--- Begin RECORDS FOR THIS EXERCISE ---
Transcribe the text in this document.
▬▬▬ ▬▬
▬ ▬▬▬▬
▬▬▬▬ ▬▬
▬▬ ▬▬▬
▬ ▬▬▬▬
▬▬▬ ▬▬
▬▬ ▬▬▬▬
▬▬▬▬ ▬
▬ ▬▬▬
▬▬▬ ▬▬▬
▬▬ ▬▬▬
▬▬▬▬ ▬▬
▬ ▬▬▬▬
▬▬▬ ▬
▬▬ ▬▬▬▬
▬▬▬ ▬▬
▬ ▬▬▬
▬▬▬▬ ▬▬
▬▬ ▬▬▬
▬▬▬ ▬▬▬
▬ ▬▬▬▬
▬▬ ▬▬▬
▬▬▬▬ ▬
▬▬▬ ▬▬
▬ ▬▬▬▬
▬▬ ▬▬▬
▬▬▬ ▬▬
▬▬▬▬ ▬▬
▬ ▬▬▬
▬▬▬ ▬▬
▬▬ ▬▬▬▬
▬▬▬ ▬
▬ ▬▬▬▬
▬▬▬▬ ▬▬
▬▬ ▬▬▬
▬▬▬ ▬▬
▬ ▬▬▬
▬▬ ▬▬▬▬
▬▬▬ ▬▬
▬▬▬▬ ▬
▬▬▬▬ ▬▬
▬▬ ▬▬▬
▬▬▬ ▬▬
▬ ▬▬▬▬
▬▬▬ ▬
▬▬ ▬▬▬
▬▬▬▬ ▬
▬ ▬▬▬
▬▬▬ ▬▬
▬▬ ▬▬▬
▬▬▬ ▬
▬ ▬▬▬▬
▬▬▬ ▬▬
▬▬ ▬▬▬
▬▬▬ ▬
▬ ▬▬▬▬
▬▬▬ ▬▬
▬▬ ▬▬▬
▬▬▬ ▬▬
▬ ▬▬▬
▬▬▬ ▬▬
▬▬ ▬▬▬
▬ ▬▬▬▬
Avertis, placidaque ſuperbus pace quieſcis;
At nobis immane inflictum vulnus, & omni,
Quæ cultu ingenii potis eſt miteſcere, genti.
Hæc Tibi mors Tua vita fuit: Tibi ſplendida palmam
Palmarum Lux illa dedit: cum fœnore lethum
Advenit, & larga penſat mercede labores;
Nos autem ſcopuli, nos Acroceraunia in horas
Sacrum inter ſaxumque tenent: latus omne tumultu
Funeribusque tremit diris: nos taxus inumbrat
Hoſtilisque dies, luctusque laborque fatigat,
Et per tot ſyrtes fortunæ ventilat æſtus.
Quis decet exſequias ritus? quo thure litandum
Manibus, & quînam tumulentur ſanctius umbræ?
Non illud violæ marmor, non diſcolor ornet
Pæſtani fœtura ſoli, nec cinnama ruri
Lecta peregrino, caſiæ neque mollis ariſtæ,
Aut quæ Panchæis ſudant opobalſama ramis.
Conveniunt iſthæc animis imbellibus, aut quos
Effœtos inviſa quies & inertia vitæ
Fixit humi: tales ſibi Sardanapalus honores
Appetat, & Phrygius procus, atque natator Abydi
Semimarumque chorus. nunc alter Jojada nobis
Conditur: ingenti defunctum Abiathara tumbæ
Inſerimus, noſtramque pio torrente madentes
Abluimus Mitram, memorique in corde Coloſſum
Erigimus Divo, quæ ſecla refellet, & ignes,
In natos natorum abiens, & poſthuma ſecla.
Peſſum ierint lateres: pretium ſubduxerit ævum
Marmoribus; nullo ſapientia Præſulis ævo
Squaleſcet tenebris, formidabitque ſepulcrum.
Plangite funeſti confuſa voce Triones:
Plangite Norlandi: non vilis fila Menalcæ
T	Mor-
--- End RECORDS FOR THIS EXERCISE ---
> _EXERCISE BRIEF_
Copy every line of the records above that contains "nobis".

> _EXERCISE ANSWER_
At nobis immane inflictum vulnus, & omni,
Semimarumque chorus. nunc alter Jojada nobis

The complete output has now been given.